Saved data entries
⁂
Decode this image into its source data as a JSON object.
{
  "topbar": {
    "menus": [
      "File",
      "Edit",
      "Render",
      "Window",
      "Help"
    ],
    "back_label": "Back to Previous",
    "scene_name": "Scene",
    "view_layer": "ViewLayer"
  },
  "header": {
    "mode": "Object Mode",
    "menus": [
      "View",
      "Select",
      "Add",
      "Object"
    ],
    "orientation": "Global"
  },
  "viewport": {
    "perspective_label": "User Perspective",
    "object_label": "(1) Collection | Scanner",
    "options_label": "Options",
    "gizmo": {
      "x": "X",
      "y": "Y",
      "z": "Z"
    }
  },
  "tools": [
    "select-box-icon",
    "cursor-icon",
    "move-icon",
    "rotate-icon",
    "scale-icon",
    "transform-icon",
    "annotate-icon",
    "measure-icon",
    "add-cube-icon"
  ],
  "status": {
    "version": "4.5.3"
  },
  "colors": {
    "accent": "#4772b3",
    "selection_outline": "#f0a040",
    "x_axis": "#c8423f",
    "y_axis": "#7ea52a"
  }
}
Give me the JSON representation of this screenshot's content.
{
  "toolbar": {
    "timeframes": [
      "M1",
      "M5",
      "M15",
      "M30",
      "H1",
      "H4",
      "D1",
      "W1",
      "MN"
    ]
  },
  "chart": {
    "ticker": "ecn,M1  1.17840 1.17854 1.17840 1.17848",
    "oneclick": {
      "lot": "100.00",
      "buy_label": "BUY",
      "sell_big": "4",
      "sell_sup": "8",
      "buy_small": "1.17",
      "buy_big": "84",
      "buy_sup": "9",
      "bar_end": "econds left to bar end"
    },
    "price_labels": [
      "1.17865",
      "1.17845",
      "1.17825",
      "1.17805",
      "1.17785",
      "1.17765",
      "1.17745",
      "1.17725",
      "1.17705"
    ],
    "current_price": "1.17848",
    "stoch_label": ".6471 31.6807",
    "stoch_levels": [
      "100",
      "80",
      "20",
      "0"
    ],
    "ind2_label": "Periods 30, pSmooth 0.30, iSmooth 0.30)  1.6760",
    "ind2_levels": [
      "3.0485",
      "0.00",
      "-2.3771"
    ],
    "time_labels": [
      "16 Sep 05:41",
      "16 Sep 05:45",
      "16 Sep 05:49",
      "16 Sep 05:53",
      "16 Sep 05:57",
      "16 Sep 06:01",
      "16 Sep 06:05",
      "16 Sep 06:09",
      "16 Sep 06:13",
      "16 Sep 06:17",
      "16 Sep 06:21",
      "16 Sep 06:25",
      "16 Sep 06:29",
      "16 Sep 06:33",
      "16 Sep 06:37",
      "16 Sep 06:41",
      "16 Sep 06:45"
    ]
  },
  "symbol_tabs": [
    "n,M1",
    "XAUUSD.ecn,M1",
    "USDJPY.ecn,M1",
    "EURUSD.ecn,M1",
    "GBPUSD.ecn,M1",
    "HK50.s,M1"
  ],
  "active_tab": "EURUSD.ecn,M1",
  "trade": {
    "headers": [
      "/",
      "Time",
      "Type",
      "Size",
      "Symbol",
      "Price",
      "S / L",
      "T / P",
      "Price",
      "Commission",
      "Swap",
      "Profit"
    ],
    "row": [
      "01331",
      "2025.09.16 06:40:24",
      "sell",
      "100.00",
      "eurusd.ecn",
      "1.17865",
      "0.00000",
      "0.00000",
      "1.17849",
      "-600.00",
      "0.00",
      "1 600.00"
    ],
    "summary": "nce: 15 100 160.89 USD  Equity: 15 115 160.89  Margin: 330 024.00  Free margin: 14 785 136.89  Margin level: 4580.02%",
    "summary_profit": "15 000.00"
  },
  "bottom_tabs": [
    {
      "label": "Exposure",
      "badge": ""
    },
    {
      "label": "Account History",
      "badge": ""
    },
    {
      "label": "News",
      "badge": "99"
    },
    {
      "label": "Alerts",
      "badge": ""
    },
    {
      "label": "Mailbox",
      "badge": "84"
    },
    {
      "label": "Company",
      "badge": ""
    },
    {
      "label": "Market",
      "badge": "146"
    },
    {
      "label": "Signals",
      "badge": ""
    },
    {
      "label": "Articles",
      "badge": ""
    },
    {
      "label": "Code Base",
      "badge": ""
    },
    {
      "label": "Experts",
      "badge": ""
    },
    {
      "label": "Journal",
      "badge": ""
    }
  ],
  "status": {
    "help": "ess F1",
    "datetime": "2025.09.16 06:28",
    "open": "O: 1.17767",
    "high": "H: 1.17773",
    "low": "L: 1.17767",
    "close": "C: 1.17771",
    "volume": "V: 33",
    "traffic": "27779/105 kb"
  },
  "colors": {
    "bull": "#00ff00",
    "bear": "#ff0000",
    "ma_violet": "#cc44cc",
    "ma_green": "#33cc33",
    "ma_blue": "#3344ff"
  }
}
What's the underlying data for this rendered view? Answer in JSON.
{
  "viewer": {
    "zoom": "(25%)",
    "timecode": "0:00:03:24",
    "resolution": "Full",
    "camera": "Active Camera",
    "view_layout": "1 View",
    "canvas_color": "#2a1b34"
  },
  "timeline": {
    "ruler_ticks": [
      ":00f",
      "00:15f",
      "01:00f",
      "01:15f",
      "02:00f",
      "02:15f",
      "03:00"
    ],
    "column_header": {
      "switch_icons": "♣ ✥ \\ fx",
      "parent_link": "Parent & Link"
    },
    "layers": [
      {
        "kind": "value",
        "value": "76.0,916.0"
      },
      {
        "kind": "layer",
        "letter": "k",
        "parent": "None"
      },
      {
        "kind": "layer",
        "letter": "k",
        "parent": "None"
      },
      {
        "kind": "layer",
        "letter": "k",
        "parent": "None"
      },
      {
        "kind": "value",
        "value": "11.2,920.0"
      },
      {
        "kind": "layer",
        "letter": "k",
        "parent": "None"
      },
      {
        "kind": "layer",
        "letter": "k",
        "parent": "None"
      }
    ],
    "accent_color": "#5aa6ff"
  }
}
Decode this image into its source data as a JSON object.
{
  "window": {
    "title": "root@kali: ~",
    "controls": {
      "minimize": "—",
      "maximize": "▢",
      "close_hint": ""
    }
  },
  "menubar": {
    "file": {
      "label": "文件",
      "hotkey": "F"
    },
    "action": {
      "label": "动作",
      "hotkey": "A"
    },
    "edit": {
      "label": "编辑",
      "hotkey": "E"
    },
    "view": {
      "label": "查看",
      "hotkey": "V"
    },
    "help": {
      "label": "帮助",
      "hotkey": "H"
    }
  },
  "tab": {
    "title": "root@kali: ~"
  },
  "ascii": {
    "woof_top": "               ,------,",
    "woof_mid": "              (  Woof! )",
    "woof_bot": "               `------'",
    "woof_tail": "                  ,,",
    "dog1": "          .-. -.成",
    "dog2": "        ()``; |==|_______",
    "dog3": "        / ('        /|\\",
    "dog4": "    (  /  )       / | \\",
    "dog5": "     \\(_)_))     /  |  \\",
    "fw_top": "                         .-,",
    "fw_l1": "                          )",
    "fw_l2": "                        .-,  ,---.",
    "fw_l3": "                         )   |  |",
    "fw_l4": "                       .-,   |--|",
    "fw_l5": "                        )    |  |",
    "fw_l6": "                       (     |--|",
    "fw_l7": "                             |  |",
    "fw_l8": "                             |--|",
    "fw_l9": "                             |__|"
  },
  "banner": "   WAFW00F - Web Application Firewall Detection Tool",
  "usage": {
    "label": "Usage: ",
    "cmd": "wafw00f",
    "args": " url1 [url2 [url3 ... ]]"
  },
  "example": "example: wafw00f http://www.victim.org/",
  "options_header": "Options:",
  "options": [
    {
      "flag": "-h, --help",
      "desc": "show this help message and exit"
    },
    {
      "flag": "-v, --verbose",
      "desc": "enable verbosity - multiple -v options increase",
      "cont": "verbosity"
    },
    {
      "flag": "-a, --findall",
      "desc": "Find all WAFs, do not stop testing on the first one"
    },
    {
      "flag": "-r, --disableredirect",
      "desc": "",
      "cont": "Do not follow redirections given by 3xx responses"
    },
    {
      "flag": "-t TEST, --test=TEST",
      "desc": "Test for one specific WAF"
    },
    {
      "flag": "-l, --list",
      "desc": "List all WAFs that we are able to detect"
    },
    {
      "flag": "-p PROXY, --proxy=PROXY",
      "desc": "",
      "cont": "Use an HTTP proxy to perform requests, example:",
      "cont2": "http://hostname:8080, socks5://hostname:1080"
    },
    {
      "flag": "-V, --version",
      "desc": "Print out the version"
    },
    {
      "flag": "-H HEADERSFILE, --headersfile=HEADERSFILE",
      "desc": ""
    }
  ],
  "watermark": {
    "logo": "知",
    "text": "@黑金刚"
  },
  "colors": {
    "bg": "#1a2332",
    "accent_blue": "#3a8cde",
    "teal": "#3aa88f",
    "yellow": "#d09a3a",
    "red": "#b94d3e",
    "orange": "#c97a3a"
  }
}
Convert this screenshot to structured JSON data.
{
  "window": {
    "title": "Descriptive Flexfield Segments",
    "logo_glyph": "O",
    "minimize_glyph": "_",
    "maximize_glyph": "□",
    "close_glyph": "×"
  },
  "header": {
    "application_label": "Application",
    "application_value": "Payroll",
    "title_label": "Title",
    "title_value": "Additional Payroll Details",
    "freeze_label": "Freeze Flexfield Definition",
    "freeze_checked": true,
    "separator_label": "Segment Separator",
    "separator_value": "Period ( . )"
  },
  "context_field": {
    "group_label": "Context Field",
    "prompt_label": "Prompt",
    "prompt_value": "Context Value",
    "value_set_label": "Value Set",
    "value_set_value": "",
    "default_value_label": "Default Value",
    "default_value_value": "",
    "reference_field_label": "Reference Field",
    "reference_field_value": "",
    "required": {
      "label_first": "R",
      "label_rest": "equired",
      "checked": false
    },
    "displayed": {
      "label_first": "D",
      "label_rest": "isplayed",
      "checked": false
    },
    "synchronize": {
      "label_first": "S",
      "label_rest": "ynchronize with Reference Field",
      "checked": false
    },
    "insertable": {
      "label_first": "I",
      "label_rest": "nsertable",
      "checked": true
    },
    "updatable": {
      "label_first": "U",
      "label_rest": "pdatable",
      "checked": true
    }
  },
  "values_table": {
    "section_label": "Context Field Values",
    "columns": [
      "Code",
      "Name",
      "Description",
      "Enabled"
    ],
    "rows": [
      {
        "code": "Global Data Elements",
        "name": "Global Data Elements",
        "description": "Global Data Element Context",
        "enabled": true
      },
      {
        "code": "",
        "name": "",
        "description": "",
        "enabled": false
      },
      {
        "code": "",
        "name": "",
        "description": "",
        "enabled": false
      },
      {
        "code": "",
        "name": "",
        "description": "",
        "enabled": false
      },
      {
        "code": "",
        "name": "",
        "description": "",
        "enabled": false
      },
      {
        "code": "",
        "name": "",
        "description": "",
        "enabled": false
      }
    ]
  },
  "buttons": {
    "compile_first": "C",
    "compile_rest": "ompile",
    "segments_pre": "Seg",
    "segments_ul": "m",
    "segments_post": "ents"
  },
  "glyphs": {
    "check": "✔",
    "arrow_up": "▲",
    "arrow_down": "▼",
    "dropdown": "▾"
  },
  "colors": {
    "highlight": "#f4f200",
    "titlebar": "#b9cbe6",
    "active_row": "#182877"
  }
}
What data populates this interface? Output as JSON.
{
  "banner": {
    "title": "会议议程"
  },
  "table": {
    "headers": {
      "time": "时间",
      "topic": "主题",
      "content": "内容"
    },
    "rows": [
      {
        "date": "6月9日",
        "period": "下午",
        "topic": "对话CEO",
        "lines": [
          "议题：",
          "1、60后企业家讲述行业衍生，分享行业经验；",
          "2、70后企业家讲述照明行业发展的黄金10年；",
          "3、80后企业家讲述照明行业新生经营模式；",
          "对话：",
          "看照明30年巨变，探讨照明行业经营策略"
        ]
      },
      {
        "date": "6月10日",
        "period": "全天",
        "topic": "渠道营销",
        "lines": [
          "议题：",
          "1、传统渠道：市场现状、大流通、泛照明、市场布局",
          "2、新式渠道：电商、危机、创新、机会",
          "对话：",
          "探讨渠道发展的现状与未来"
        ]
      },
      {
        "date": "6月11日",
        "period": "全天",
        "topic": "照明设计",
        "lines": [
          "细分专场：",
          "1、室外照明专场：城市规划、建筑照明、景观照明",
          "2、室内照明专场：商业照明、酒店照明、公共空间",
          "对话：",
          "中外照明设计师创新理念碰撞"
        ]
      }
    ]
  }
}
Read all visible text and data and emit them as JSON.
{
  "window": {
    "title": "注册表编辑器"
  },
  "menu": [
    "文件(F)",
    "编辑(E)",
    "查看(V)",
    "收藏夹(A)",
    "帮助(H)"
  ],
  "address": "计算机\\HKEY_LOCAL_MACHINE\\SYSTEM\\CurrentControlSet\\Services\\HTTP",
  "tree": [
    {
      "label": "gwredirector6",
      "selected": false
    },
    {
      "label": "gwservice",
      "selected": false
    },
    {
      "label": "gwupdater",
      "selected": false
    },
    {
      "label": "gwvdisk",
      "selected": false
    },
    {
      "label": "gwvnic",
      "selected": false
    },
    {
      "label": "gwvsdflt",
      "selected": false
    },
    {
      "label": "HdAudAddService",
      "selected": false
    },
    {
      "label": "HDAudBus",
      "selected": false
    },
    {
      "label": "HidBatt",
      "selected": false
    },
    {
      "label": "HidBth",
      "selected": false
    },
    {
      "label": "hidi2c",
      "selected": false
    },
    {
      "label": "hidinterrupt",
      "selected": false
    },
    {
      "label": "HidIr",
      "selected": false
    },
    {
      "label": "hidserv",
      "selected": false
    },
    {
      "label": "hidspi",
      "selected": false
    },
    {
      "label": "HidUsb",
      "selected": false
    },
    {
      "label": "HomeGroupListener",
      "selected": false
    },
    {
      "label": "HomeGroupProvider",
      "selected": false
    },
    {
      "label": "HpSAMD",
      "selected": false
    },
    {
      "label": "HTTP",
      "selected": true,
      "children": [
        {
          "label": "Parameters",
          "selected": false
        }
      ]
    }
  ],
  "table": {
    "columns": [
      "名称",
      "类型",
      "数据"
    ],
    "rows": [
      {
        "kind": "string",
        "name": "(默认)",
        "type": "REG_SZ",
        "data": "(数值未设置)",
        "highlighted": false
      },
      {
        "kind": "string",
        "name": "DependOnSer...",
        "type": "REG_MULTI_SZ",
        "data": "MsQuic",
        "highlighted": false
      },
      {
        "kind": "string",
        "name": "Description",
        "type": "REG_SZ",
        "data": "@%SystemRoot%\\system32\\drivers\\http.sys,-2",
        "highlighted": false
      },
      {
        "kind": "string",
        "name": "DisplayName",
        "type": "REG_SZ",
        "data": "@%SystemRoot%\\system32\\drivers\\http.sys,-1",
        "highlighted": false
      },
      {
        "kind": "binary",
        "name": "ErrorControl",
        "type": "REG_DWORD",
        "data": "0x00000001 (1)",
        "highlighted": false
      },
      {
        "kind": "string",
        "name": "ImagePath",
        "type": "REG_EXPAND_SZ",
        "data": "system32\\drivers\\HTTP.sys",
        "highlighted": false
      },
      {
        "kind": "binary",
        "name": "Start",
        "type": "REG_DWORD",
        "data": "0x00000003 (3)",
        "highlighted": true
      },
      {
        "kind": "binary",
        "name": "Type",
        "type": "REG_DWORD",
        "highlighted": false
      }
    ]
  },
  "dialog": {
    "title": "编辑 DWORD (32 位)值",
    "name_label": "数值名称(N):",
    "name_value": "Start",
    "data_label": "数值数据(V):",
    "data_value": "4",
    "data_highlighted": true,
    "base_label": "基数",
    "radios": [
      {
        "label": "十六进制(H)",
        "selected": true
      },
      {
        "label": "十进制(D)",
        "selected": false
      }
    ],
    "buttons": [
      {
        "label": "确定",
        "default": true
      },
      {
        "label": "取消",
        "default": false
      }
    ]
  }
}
⁂
#### [Required work]
Tally how many lines of the records hold the word "verbosity". Answer with the number only.

#### [Complete response]
2